Set problem> Tally every line of the listing below that holds "page", then give the tally alone.

Recorded information>
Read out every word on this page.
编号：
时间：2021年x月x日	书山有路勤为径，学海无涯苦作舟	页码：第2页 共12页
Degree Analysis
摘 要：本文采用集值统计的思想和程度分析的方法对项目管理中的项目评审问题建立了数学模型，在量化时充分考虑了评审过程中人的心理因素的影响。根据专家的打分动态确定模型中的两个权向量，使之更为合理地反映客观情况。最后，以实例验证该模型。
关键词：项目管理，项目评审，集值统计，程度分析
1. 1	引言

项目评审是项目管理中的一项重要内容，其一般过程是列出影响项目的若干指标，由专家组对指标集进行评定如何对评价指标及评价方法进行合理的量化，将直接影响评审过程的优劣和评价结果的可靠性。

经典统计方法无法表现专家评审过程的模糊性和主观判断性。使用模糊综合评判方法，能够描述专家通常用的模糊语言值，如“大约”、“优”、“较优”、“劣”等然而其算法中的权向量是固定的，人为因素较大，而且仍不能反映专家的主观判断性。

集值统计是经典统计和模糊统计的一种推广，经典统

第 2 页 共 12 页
...
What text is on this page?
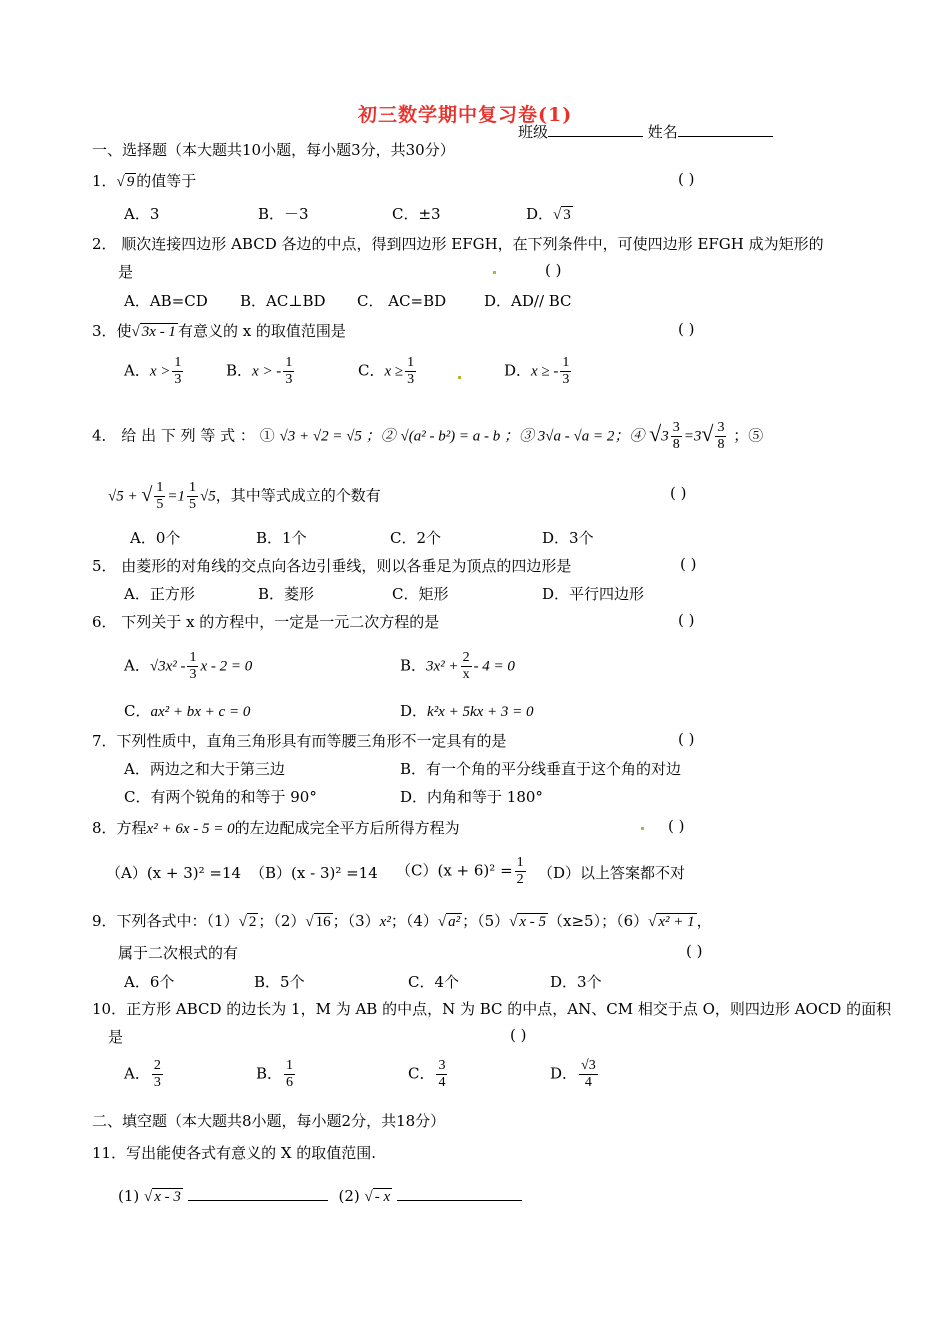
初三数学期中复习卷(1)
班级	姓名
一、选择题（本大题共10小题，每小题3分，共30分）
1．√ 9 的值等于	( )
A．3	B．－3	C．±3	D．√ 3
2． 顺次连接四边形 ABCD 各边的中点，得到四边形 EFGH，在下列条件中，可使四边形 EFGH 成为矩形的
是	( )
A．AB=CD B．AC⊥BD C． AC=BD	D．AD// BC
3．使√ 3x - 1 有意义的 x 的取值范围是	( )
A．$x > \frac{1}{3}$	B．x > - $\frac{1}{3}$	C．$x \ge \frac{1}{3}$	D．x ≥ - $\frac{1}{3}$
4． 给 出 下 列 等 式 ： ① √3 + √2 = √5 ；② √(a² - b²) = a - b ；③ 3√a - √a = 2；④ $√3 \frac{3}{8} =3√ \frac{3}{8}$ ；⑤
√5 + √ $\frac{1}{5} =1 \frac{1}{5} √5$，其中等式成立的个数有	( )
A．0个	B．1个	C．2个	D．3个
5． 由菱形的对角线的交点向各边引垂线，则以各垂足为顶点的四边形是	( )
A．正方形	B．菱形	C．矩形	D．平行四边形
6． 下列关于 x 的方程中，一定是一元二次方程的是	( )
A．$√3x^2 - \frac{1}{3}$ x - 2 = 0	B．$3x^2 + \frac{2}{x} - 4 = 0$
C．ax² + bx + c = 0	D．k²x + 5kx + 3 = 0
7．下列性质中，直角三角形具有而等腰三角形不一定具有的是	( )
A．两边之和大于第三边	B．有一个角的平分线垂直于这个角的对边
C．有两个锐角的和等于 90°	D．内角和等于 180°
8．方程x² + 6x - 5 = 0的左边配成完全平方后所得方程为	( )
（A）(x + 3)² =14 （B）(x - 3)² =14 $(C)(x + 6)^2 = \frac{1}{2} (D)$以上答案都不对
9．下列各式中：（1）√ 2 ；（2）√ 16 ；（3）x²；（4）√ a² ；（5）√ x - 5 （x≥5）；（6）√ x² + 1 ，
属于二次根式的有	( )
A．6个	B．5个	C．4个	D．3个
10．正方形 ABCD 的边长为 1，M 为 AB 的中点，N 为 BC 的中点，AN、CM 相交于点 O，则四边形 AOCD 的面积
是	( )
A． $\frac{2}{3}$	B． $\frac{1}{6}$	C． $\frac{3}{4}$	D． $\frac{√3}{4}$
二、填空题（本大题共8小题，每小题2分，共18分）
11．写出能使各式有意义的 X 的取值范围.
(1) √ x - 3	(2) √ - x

Response to this exercise> 2